▶ **AIM OF THE EXERCISE**
Pictures in the records should not be copied, but every other part must be repeated exactly.

▶ **INFORMATION SUPPLIED**
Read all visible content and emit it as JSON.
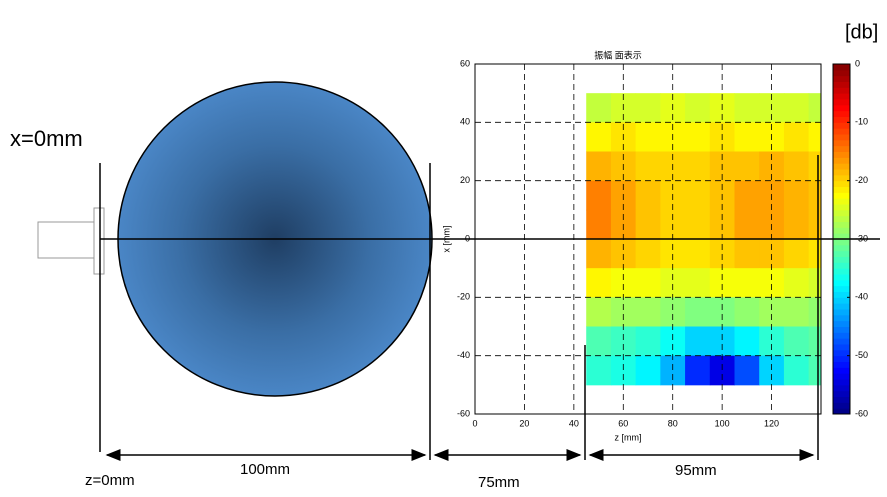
{
  "annotations": {
    "x0": "x=0mm",
    "z0": "z=0mm",
    "d1": "100mm",
    "d2": "75mm",
    "d3": "95mm",
    "unit": "[db]"
  },
  "chart_data": {
    "type": "heatmap",
    "title": "振幅 面表示",
    "xlabel": "z [mm]",
    "ylabel": "x [mm]",
    "xlim": [
      0,
      140
    ],
    "ylim": [
      -60,
      60
    ],
    "xticks": [
      0,
      20,
      40,
      60,
      80,
      100,
      120
    ],
    "yticks": [
      -60,
      -40,
      -20,
      0,
      20,
      40,
      60
    ],
    "grid": true,
    "x_edges": [
      45,
      55,
      65,
      75,
      85,
      95,
      105,
      115,
      125,
      135,
      140
    ],
    "y_edges": [
      50,
      40,
      30,
      20,
      10,
      0,
      -10,
      -20,
      -30,
      -40,
      -50
    ],
    "z": [
      [
        -26,
        -25,
        -25,
        -24,
        -25,
        -24,
        -25,
        -25,
        -25,
        -26
      ],
      [
        -22,
        -21,
        -22,
        -22,
        -22,
        -21,
        -22,
        -22,
        -21,
        -22
      ],
      [
        -18,
        -19,
        -20,
        -20,
        -20,
        -19,
        -19,
        -18,
        -19,
        -20
      ],
      [
        -15,
        -17,
        -19,
        -20,
        -20,
        -19,
        -17,
        -17,
        -18,
        -19
      ],
      [
        -15,
        -17,
        -19,
        -20,
        -20,
        -19,
        -17,
        -17,
        -18,
        -19
      ],
      [
        -18,
        -19,
        -20,
        -21,
        -21,
        -20,
        -19,
        -19,
        -20,
        -21
      ],
      [
        -22,
        -23,
        -23,
        -24,
        -24,
        -23,
        -23,
        -23,
        -24,
        -25
      ],
      [
        -27,
        -28,
        -28,
        -29,
        -30,
        -30,
        -29,
        -28,
        -28,
        -29
      ],
      [
        -33,
        -34,
        -35,
        -37,
        -40,
        -40,
        -38,
        -35,
        -33,
        -32
      ],
      [
        -35,
        -36,
        -38,
        -42,
        -50,
        -54,
        -48,
        -40,
        -35,
        -33
      ]
    ],
    "clim": [
      -60,
      0
    ],
    "cticks": [
      0,
      -10,
      -20,
      -30,
      -40,
      -50,
      -60
    ],
    "colormap": "jet"
  }
}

▶ **REPLY TO THE EXERCISE**
Read all visible content and emit it as JSON.
{
  "annotations": {
    "x0": "x=0mm",
    "z0": "z=0mm",
    "d1": "100mm",
    "d2": "75mm",
    "d3": "95mm",
    "unit": "[db]"
  },
  "chart_data": {
    "type": "heatmap",
    "title": "振幅 面表示",
    "xlabel": "z [mm]",
    "ylabel": "x [mm]",
    "xlim": [
      0,
      140
    ],
    "ylim": [
      -60,
      60
    ],
    "xticks": [
      0,
      20,
      40,
      60,
      80,
      100,
      120
    ],
    "yticks": [
      -60,
      -40,
      -20,
      0,
      20,
      40,
      60
    ],
    "grid": true,
    "x_edges": [
      45,
      55,
      65,
      75,
      85,
      95,
      105,
      115,
      125,
      135,
      140
    ],
    "y_edges": [
      50,
      40,
      30,
      20,
      10,
      0,
      -10,
      -20,
      -30,
      -40,
      -50
    ],
    "z": [
      [
        -26,
        -25,
        -25,
        -24,
        -25,
        -24,
        -25,
        -25,
        -25,
        -26
      ],
      [
        -22,
        -21,
        -22,
        -22,
        -22,
        -21,
        -22,
        -22,
        -21,
        -22
      ],
      [
        -18,
        -19,
        -20,
        -20,
        -20,
        -19,
        -19,
        -18,
        -19,
        -20
      ],
      [
        -15,
        -17,
        -19,
        -20,
        -20,
        -19,
        -17,
        -17,
        -18,
        -19
      ],
      [
        -15,
        -17,
        -19,
        -20,
        -20,
        -19,
        -17,
        -17,
        -18,
        -19
      ],
      [
        -18,
        -19,
        -20,
        -21,
        -21,
        -20,
        -19,
        -19,
        -20,
        -21
      ],
      [
        -22,
        -23,
        -23,
        -24,
        -24,
        -23,
        -23,
        -23,
        -24,
        -25
      ],
      [
        -27,
        -28,
        -28,
        -29,
        -30,
        -30,
        -29,
        -28,
        -28,
        -29
      ],
      [
        -33,
        -34,
        -35,
        -37,
        -40,
        -40,
        -38,
        -35,
        -33,
        -32
      ],
      [
        -35,
        -36,
        -38,
        -42,
        -50,
        -54,
        -48,
        -40,
        -35,
        -33
      ]
    ],
    "clim": [
      -60,
      0
    ],
    "cticks": [
      0,
      -10,
      -20,
      -30,
      -40,
      -50,
      -60
    ],
    "colormap": "jet"
  }
}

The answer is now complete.